Aim of the exercise:
Your task is to repeat all of the material exactly.
start Available data
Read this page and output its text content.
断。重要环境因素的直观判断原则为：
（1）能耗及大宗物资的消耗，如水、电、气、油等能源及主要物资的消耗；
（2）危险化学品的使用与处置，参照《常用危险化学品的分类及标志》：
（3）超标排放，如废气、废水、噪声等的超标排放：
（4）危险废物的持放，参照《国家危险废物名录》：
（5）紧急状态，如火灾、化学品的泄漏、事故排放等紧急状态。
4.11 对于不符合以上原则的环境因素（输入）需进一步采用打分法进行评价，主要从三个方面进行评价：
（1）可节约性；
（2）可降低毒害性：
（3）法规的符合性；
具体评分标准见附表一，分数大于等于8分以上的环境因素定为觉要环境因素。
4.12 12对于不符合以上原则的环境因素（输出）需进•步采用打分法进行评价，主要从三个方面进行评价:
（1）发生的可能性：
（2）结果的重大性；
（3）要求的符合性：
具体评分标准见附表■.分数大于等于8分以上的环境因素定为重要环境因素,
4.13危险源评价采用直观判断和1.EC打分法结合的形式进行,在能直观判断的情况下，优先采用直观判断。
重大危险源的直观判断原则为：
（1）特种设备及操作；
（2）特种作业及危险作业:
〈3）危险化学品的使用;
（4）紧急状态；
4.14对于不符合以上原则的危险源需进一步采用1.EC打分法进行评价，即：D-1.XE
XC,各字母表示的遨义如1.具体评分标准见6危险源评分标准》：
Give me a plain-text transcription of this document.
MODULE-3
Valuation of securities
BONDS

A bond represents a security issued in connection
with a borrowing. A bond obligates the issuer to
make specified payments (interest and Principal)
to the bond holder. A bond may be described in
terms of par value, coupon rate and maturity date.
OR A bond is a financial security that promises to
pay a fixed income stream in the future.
end Available data
Output of the exercise:
Read this page and output its text content.
断。重要环境因素的直观判断原则为：
（1）能耗及大宗物资的消耗，如水、电、气、油等能源及主要物资的消耗；
（2）危险化学品的使用与处置，参照《常用危险化学品的分类及标志》：
（3）超标排放，如废气、废水、噪声等的超标排放：
（4）危险废物的持放，参照《国家危险废物名录》：
（5）紧急状态，如火灾、化学品的泄漏、事故排放等紧急状态。
4.11 对于不符合以上原则的环境因素（输入）需进一步采用打分法进行评价，主要从三个方面进行评价：
（1）可节约性；
（2）可降低毒害性：
（3）法规的符合性；
具体评分标准见附表一，分数大于等于8分以上的环境因素定为觉要环境因素。
4.12 12对于不符合以上原则的环境因素（输出）需进•步采用打分法进行评价，主要从三个方面进行评价:
（1）发生的可能性：
（2）结果的重大性；
（3）要求的符合性：
具体评分标准见附表■.分数大于等于8分以上的环境因素定为重要环境因素,
4.13危险源评价采用直观判断和1.EC打分法结合的形式进行,在能直观判断的情况下，优先采用直观判断。
重大危险源的直观判断原则为：
（1）特种设备及操作；
（2）特种作业及危险作业:
〈3）危险化学品的使用;
（4）紧急状态；
4.14对于不符合以上原则的危险源需进一步采用1.EC打分法进行评价，即：D-1.XE
XC,各字母表示的遨义如1.具体评分标准见6危险源评分标准》：
Give me a plain-text transcription of this document.
MODULE-3
Valuation of securities
BONDS

A bond represents a security issued in connection
with a borrowing. A bond obligates the issuer to
make specified payments (interest and Principal)
to the bond holder. A bond may be described in
terms of par value, coupon rate and maturity date.
OR A bond is a financial security that promises to
pay a fixed income stream in the future.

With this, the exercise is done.